OBJECTIVES
**1.** In the article on the doctored Obama photos, rewrite the passage between "Conservative politicians also" and "with darker skin.", inclusive, replacing "racial animosity" with "racial resentment".
**2.** According to the article on the doctored Obama photos, how many white subjects took part in the experiment?
**3.** Carry the article on race and tea party support forward from its final sentence.

***** TEXT PROVIDED *****

Saturday 14 May 2016

How psychologists used these doctored Obama photos to get white people to support conservative politics


President Obama delivers the State of the Union address on Jan. 12. (Evan Vucci/Pool via Bloomberg)
 
American politics always has surprises, but things have been especially unpredictable since President Obama took office. First, few observers were prepared for the tea party movement, which ousted several veteran GOP  lawmakers, replaced them with more radically conservative newcomers, and helped the Republican Party win control of the House of Representatives in 2010.
"That left a lot of analysts slack-jawed, wondering: What was this latent force that drove the emergence of this movement?" said Robb Willer, a sociologist at Stanford University.
Then, of course, there was Donald Trump.
Willer speculates that one thing connecting these two political earthquakes might be white voters' unconscious racial biases. In a series of psychological experiments between 2011 and 2015, he showed how hostility toward people with darker skin and perceived racial threats can influence white support for the tea party. He and his colleagues published a draft of a paper on their findings online last week — some of the most direct evidence of the importance of race to the conservative resurgence during Obama's presidency.
First, the researchers randomly sorted subjects into two groups and showed them a series of pictures of celebrities, including digitally altered images of the commander in chief. One group saw a version in which Obama's skin had been lightened, while in the other version, his skin had been darkened.
Then the researchers asked the subjects in each group whether they supported the tea party. The share that did was a small minority in both groups. Among the 255 white subjects, though, those in the group that had seen the darkened portrait were almost twice as likely to say they supported the movement.
Among the 101 participants of other races or ethnicities, by contrast, those who saw the lightened image of Obama were twice as likely to support the tea party as those who saw the darkened image. Because they had fewer subjects of color, Willer and his colleagues couldn't rule out the possibility that this difference between the randomly assorted groups was due to chance.
The result suggests that some white Americans are more likely to oppose Obama solely because of the shade of his skin. For them, the reality that someone with a dark complexion occupies the nation's highest office could be a source of unease.
Past polls and experiments have also suggested that the president's race has motivated opposition to his policies.
For example, psychologist David Sears and political scientist Michael Tesler found that many white voters were willing to support white liberal politicians such as President Clinton and Secretary of State John Kerry when they were candidates for president, but voted against Obama. Since Clinton, Kerry and Obama all espoused a similar ideology, the pair surmised that Obama must have been less popular because he is black.
Conservative politicians also seemed to respond to racial animosity toward the president. A study last year found that — intentionally or not — some negative  advertisements aired against Obama in 2008 showed him with darker skin.
Willer, though, was able to demonstrate the connection between Obama's skin color and conservative opposition experimentally. The researchers also conducted a few more studies to see whether tea party support might be motivated by signs that the position of white Americans as a privileged majority is declining.

***** SUPPLIED INFORMATION *****

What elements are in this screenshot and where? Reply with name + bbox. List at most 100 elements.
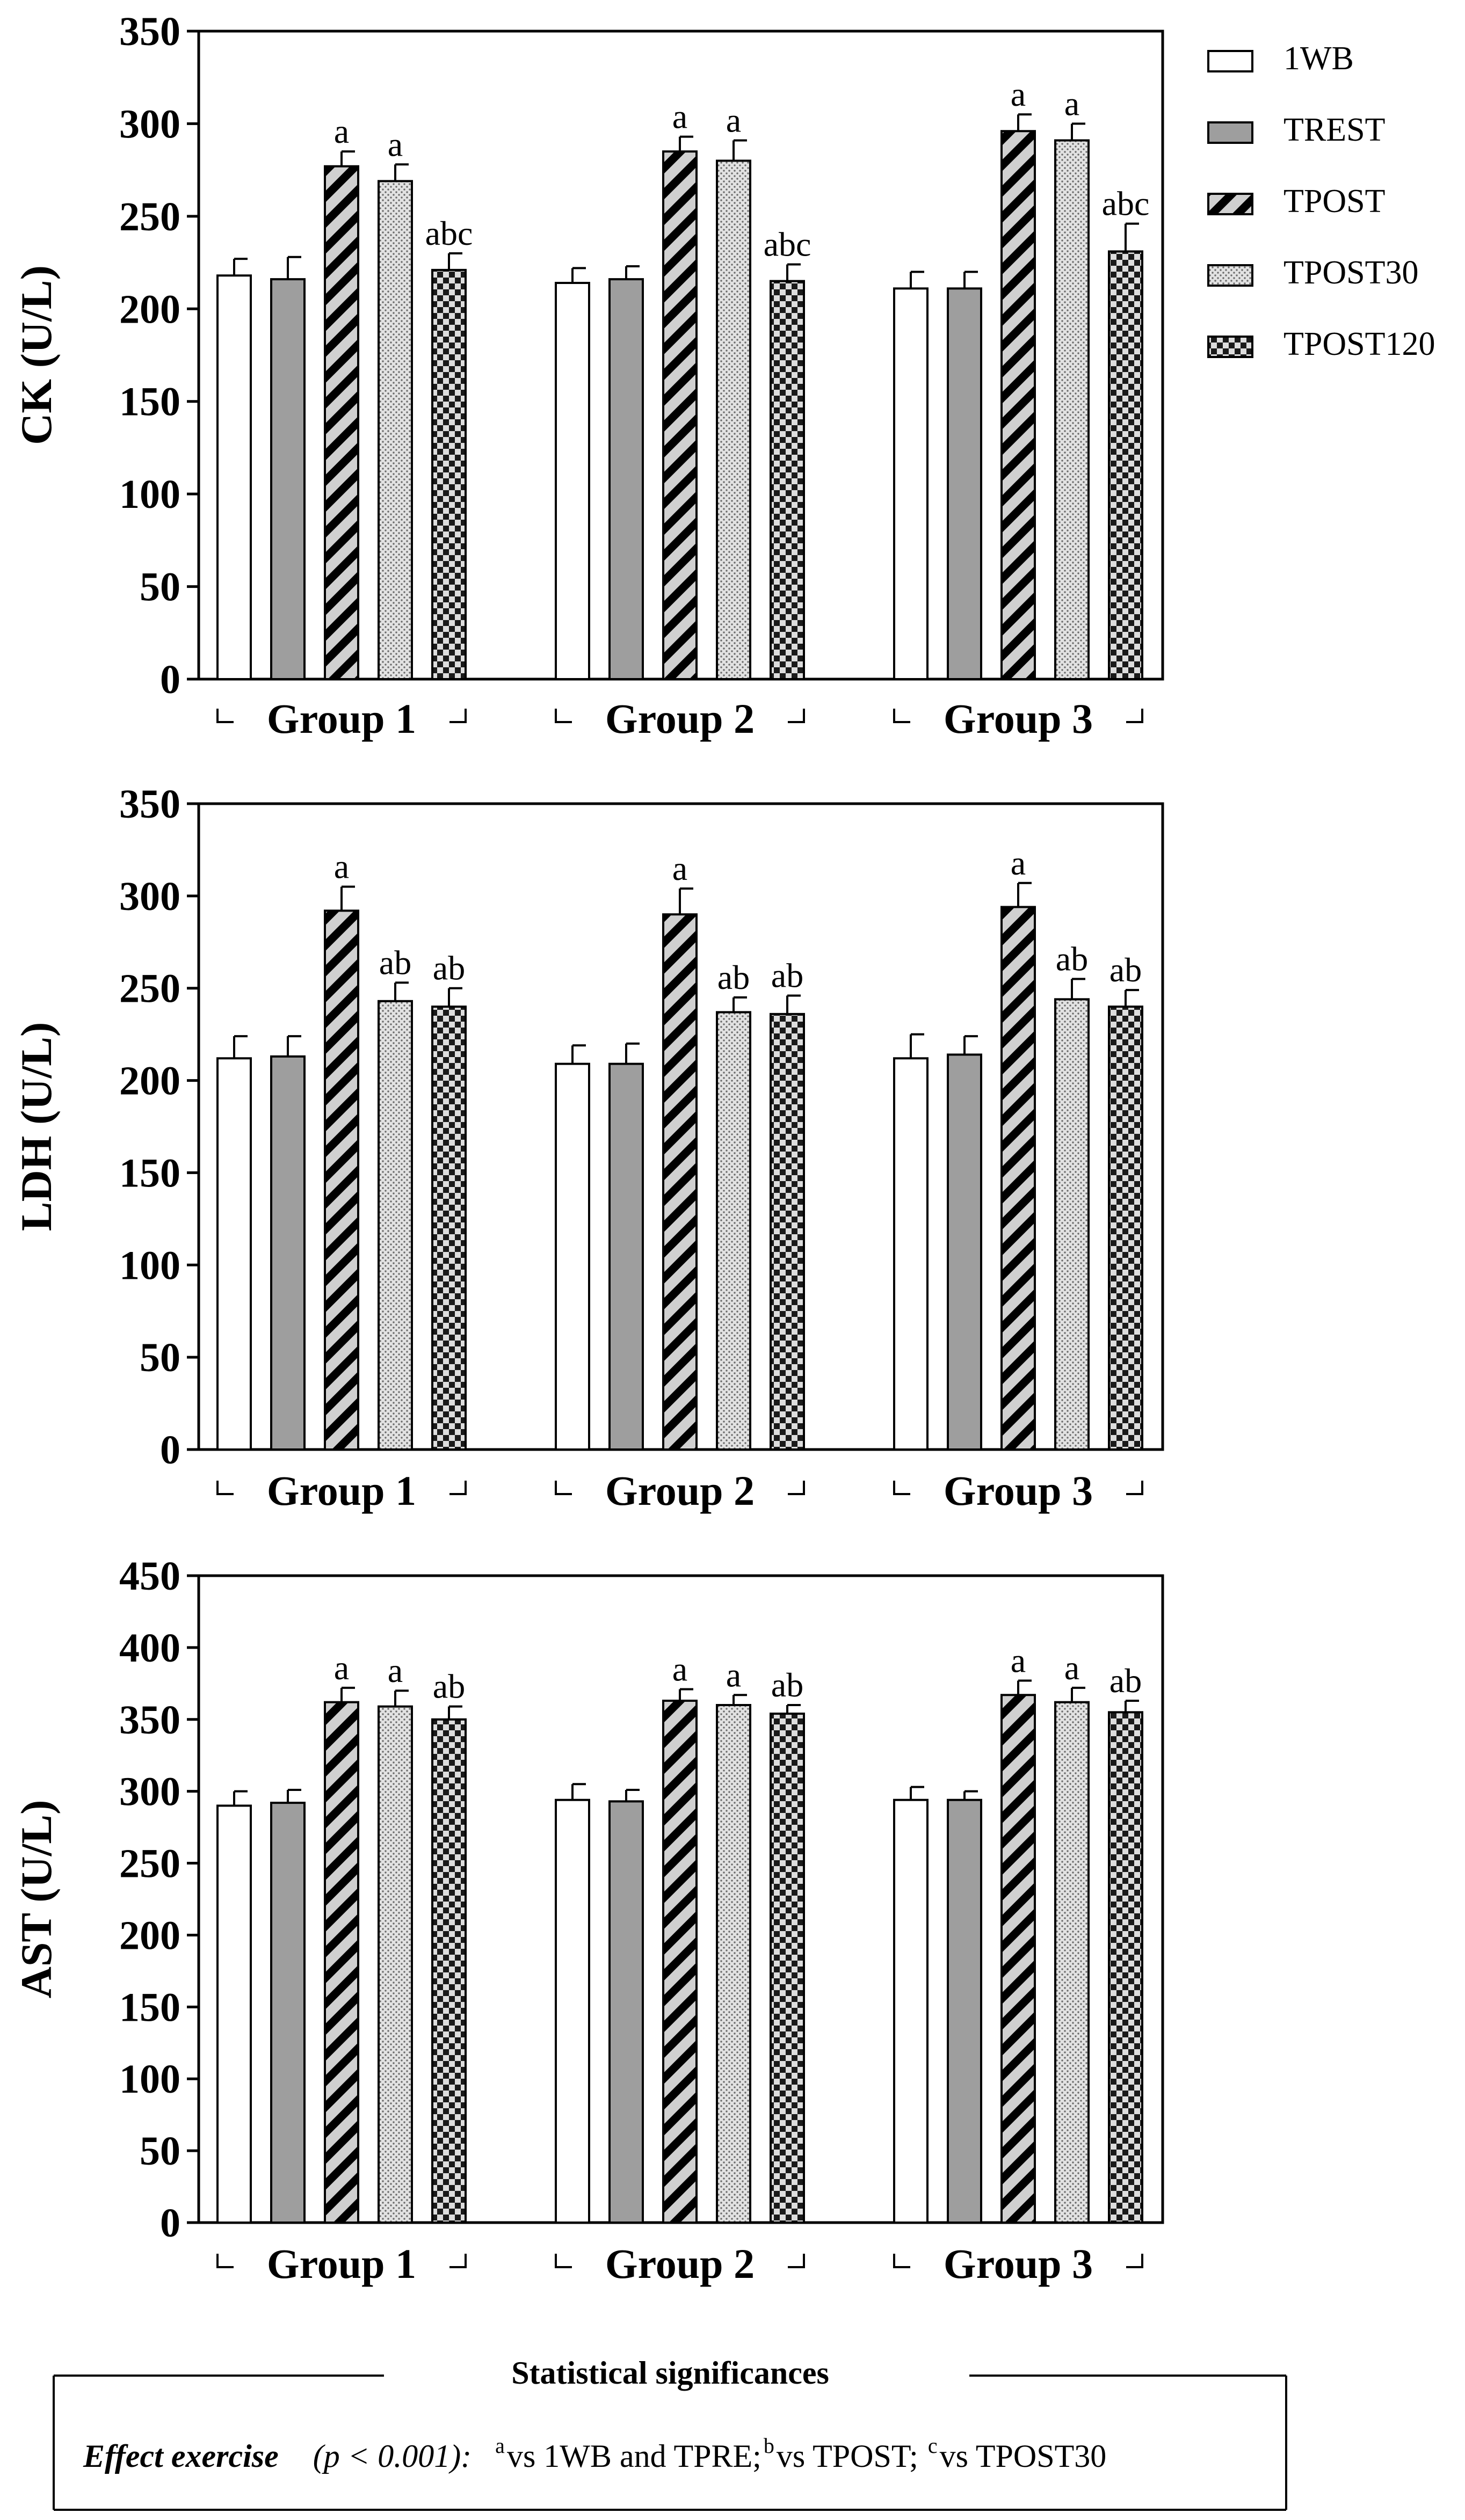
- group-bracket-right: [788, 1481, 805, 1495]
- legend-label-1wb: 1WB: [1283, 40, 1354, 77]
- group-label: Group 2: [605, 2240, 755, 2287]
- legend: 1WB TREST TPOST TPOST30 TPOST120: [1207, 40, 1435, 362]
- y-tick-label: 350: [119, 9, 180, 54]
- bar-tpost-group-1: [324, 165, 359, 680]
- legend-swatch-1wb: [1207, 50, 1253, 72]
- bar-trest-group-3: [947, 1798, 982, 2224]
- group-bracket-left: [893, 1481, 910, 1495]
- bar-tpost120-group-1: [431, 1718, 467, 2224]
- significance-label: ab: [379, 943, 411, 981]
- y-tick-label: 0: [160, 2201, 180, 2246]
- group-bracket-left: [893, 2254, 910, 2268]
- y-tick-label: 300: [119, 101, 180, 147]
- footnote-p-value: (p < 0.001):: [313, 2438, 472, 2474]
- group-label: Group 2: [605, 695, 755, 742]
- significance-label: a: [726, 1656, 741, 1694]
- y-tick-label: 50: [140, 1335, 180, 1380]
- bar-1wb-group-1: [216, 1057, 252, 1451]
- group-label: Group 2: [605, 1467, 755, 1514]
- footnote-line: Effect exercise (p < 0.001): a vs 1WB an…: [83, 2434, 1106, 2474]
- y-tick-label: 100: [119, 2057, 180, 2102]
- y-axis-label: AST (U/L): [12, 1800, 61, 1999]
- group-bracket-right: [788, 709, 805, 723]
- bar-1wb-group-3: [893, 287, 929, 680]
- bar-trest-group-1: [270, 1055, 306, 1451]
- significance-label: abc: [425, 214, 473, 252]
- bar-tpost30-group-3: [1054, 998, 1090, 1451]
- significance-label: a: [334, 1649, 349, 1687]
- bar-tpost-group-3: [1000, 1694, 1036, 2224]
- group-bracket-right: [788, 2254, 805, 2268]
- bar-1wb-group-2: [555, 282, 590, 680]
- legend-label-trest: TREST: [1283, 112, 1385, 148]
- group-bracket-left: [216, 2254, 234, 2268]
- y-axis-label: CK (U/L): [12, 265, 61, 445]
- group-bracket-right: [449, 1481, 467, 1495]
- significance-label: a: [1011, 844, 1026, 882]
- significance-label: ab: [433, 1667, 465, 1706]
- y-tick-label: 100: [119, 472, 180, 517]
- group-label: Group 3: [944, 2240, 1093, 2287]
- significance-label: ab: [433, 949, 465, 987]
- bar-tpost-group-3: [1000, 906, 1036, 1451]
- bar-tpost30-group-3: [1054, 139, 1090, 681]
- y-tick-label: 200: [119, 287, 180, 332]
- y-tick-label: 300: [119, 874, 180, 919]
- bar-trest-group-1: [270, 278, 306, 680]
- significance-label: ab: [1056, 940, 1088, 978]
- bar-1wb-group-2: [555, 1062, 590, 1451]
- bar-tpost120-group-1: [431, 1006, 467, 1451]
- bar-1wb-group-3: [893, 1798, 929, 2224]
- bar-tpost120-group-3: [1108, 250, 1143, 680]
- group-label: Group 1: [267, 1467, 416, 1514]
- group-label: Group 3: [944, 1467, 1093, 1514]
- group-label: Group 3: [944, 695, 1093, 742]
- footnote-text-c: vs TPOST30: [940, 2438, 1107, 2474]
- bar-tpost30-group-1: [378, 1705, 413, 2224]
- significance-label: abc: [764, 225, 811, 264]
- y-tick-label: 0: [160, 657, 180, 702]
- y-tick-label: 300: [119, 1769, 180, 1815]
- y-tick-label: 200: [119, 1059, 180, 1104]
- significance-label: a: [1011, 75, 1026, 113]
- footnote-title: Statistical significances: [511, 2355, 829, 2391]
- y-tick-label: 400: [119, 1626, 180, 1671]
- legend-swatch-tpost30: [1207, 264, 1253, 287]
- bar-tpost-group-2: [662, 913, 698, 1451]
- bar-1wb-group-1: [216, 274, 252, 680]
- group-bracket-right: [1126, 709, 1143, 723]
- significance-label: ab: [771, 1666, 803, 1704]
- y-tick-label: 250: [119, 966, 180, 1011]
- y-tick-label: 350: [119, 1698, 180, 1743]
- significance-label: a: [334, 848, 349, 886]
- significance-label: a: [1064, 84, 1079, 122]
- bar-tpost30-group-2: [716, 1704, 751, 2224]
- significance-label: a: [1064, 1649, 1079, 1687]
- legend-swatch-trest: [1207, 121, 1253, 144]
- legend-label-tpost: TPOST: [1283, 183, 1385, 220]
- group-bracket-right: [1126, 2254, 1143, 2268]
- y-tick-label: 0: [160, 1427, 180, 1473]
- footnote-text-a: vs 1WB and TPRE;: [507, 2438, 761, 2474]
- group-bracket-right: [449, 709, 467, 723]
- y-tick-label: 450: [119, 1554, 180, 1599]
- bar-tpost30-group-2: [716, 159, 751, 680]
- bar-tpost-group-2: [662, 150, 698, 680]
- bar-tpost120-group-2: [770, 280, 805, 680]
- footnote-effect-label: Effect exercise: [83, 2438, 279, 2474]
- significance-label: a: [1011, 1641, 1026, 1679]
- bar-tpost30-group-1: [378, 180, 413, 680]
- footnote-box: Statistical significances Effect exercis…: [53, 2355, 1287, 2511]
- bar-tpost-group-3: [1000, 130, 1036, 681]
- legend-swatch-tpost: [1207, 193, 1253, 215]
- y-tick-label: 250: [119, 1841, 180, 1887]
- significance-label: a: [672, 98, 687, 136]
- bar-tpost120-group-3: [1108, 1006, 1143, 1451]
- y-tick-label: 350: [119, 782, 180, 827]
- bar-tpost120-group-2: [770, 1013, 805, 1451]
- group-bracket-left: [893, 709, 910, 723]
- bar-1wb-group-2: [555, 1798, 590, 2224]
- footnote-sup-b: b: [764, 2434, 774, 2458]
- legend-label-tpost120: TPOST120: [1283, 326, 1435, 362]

*****

RESPONSES BY TASK
**1.**
Conservative politicians also seemed to respond to racial resentment toward the president. A study last year found that — intentionally or not — some negative  advertisements aired against Obama in 2008 showed him with darker skin.

**2.** 255

**3.**
The researchers presented two groups of subjects with apparently innocuous reports about U.S. demographic trends and the white share of the population. One group read a report that showed population data only from 2000 to 2020, making it appear that the white majority remains relatively stable. The other group read a report that showed the trend since 1960 and predictions through 2060, forecasting that the white population would decline into a minority.
Again, there were significantly greater levels of white support for the tea party among those who read the second report, which focused on the declining white  population. Those who read that report rated their level of support for the tea party at an average of 1.62 points on a five-point scale, where a score of 5 signified "a great deal" of support.
Those who read the first report, showing that the white majority was relatively stable, rated their support at an average of 1.28 points. Again, supporters of the tea party were in the minority in both groups.
Willer and his collaborators repeated the experiment, this time with fictional economic data. In one report, the incomes of ethnic minorities were in decline, while white incomes were unchanged. In the second report, white incomes were declining while other groups' incomes did not change.
In fact, incomes for all racial and ethnic groups have declined in tandem in recent years, with no one group gaining or losing relative to the others.
Yet Willer had a hunch that because white incomes have declined, some of the white participants in the experiment might feel that white households are losing their relative advantage in the U.S. economy. If so, the second report he showed them would have seemed to corroborate this mistaken perception.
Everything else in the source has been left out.